» Items:
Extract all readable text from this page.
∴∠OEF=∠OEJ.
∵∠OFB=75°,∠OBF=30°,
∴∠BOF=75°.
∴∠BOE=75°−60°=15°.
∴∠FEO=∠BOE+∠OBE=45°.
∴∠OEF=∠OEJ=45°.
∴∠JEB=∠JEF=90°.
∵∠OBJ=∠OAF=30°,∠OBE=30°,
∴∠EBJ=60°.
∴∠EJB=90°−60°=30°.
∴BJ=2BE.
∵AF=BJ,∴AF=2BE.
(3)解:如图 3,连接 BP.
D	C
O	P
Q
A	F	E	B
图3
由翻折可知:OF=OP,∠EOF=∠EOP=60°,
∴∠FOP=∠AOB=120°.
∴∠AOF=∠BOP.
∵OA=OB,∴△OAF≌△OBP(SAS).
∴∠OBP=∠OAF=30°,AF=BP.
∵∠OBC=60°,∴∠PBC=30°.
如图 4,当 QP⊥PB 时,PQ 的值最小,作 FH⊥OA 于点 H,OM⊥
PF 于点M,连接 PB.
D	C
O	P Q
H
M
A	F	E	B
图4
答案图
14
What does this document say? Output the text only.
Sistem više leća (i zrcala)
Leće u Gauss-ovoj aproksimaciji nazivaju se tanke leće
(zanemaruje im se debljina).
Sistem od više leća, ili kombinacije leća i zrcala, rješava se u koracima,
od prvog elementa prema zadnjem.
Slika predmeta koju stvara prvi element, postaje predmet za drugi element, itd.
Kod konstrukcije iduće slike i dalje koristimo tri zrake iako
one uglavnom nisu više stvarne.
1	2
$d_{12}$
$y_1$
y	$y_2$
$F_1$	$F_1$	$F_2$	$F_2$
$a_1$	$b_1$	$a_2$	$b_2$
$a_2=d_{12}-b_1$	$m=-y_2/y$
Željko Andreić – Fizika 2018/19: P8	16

» Challenge: Recopy all the lines exactly as they appear.

» Answer in full:
Extract all readable text from this page.
∴∠OEF=∠OEJ.
∵∠OFB=75°,∠OBF=30°,
∴∠BOF=75°.
∴∠BOE=75°−60°=15°.
∴∠FEO=∠BOE+∠OBE=45°.
∴∠OEF=∠OEJ=45°.
∴∠JEB=∠JEF=90°.
∵∠OBJ=∠OAF=30°,∠OBE=30°,
∴∠EBJ=60°.
∴∠EJB=90°−60°=30°.
∴BJ=2BE.
∵AF=BJ,∴AF=2BE.
(3)解:如图 3,连接 BP.
D	C
O	P
Q
A	F	E	B
图3
由翻折可知:OF=OP,∠EOF=∠EOP=60°,
∴∠FOP=∠AOB=120°.
∴∠AOF=∠BOP.
∵OA=OB,∴△OAF≌△OBP(SAS).
∴∠OBP=∠OAF=30°,AF=BP.
∵∠OBC=60°,∴∠PBC=30°.
如图 4,当 QP⊥PB 时,PQ 的值最小,作 FH⊥OA 于点 H,OM⊥
PF 于点M,连接 PB.
D	C
O	P Q
H
M
A	F	E	B
图4
答案图
14
What does this document say? Output the text only.
Sistem više leća (i zrcala)
Leće u Gauss-ovoj aproksimaciji nazivaju se tanke leće
(zanemaruje im se debljina).
Sistem od više leća, ili kombinacije leća i zrcala, rješava se u koracima,
od prvog elementa prema zadnjem.
Slika predmeta koju stvara prvi element, postaje predmet za drugi element, itd.
Kod konstrukcije iduće slike i dalje koristimo tri zrake iako
one uglavnom nisu više stvarne.
1	2
$d_{12}$
$y_1$
y	$y_2$
$F_1$	$F_1$	$F_2$	$F_2$
$a_1$	$b_1$	$a_2$	$b_2$
$a_2=d_{12}-b_1$	$m=-y_2/y$
Željko Andreić – Fizika 2018/19: P8	16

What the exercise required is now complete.